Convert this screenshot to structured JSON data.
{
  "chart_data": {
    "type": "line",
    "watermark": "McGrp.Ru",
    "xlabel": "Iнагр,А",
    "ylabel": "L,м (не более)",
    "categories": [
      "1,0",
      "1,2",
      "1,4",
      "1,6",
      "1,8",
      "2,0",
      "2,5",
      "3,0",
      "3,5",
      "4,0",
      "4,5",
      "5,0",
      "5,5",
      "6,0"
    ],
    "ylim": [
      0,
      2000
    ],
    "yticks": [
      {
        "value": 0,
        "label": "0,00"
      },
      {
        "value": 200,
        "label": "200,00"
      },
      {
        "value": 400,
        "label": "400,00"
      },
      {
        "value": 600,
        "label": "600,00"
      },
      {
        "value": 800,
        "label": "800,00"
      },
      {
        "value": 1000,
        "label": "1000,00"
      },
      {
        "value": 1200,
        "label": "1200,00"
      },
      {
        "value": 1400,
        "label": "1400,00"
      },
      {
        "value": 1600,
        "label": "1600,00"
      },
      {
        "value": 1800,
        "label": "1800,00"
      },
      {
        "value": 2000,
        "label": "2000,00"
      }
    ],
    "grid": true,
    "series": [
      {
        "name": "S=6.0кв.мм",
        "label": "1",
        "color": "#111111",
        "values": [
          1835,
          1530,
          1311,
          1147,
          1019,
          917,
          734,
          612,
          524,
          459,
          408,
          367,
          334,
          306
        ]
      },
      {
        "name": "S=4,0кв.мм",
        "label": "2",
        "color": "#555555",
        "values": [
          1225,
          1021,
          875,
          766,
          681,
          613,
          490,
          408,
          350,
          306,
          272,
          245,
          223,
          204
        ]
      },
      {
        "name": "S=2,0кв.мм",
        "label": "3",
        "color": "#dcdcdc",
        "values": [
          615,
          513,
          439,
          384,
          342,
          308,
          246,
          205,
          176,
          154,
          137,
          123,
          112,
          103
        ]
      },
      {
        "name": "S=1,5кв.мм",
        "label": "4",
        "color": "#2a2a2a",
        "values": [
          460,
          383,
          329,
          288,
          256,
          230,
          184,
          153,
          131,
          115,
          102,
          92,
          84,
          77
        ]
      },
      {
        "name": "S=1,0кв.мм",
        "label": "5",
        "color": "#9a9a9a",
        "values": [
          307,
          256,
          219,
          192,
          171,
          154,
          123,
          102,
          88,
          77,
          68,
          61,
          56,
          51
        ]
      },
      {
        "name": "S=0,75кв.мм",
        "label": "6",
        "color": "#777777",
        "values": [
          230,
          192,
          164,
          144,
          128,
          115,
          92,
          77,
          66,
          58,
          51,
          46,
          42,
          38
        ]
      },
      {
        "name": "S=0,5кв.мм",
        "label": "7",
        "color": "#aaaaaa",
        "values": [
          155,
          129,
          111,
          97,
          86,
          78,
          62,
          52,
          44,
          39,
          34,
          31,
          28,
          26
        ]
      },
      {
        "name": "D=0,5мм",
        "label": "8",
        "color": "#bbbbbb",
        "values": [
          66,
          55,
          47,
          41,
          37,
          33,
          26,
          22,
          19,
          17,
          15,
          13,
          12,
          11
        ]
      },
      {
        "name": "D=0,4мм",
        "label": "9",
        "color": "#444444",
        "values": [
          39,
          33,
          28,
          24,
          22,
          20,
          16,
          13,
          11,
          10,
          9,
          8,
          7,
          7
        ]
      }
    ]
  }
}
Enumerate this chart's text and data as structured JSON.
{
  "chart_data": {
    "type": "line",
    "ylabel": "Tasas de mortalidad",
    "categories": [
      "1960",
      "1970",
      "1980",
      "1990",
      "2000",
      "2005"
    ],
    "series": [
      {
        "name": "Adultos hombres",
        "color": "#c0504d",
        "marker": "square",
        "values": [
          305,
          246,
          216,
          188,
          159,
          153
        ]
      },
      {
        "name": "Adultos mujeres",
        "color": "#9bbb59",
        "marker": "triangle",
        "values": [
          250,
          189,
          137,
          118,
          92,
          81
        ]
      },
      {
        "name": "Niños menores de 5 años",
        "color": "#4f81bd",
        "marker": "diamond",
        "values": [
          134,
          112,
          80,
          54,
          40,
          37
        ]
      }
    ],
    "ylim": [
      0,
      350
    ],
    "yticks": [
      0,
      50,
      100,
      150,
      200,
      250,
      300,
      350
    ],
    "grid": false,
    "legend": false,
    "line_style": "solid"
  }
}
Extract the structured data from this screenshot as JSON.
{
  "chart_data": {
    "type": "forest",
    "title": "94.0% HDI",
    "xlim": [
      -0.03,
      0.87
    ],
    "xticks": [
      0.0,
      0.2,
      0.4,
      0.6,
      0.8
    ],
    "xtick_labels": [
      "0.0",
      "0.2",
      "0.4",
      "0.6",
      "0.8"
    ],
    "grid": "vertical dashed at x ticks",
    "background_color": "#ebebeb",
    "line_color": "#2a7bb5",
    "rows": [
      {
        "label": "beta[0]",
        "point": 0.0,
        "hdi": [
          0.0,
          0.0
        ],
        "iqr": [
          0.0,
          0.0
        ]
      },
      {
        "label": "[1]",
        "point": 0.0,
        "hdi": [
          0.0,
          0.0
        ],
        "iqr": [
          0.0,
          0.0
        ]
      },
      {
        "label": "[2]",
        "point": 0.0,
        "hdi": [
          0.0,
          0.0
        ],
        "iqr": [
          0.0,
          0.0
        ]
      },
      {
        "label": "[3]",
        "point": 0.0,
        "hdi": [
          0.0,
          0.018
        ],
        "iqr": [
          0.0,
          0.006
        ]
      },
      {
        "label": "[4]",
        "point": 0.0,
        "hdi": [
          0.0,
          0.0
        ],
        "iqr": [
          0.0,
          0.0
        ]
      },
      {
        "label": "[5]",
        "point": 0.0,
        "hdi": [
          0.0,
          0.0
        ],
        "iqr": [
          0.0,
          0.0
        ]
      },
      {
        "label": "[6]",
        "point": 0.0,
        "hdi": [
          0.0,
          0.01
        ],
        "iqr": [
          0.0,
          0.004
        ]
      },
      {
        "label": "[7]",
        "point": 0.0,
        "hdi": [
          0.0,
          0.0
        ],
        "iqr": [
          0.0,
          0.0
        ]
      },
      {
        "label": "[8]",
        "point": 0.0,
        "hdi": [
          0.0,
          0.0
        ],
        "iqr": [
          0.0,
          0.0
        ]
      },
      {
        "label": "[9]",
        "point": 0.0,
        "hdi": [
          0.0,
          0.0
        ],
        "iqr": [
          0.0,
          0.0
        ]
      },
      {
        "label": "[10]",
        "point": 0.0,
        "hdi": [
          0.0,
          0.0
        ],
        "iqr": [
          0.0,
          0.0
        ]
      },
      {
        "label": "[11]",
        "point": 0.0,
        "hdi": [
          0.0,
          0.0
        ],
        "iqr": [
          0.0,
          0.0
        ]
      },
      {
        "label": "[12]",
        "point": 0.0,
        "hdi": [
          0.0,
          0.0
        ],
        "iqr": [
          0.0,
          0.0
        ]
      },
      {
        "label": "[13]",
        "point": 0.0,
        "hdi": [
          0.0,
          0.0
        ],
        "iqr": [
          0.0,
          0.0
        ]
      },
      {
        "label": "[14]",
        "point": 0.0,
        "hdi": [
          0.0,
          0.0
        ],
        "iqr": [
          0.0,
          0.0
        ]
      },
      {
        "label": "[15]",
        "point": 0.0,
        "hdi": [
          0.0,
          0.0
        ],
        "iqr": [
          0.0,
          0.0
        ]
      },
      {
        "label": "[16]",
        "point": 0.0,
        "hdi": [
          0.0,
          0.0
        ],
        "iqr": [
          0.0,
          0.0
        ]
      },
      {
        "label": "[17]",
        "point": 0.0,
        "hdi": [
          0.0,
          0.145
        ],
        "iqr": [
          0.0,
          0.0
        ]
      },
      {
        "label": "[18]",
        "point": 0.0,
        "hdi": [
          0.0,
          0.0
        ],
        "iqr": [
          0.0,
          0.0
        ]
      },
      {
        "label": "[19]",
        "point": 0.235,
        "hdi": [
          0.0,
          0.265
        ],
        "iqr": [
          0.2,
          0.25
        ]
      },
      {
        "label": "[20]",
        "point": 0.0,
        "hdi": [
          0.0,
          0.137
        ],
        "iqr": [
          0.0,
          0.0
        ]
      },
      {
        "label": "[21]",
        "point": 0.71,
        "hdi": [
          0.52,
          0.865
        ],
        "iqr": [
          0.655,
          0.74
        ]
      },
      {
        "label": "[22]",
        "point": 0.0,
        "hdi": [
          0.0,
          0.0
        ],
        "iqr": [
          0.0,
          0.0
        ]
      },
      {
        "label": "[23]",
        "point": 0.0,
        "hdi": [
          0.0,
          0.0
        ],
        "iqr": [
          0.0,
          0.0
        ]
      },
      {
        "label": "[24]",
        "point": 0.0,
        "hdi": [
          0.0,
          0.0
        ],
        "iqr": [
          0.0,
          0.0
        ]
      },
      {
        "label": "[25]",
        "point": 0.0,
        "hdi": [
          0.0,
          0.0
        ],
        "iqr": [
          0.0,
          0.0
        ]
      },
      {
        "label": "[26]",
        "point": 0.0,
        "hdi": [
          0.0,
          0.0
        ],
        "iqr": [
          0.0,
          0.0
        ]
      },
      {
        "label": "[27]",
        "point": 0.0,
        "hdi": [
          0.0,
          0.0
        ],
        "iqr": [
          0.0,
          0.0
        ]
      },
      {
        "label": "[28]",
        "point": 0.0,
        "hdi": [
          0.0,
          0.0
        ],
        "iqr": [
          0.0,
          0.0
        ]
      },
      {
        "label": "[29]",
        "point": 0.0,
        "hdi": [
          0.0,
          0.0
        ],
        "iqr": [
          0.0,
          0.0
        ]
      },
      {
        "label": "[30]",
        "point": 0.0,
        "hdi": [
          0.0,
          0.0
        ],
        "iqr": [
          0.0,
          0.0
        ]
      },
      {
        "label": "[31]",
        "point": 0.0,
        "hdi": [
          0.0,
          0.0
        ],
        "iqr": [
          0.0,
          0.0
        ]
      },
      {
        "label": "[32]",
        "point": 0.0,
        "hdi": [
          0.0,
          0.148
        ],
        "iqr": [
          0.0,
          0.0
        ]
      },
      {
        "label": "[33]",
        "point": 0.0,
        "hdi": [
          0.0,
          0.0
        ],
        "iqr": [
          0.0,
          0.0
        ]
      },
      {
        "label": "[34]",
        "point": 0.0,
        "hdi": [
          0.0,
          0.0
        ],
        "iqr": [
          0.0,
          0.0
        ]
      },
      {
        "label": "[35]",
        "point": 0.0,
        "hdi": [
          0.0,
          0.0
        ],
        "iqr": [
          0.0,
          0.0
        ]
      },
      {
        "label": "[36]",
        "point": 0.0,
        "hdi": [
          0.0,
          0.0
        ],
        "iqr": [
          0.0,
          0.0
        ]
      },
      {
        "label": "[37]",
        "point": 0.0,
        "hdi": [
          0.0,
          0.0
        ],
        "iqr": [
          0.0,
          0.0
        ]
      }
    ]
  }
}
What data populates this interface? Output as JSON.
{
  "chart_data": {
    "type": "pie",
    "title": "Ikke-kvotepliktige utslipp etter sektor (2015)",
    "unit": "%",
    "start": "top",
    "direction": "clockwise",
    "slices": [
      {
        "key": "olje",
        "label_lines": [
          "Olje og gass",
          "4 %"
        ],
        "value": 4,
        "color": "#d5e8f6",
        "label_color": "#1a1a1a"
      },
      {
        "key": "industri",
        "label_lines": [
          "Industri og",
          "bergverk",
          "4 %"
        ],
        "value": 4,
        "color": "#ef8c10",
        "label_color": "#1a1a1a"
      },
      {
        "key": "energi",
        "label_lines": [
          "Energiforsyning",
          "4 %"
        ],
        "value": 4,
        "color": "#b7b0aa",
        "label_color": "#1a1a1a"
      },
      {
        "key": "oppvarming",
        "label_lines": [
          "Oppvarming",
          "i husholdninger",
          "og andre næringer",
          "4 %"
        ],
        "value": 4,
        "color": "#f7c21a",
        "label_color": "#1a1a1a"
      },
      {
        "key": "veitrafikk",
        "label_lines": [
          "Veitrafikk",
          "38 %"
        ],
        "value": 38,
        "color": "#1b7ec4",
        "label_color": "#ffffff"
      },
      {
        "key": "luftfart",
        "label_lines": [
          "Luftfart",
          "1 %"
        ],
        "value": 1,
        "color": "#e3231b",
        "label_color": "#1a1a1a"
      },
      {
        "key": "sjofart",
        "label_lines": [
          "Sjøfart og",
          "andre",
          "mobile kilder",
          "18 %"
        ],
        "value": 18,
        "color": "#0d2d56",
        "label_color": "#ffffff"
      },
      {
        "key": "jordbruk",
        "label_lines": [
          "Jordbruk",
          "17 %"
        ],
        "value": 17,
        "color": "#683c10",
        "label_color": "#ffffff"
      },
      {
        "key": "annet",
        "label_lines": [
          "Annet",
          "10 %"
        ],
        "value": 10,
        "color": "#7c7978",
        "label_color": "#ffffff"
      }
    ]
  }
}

• WORK TO COMPLETE: Pull out all lines in the data above that include "Adultos".

• ANSWER:
        "name": "Adultos hombres",
        "name": "Adultos mujeres",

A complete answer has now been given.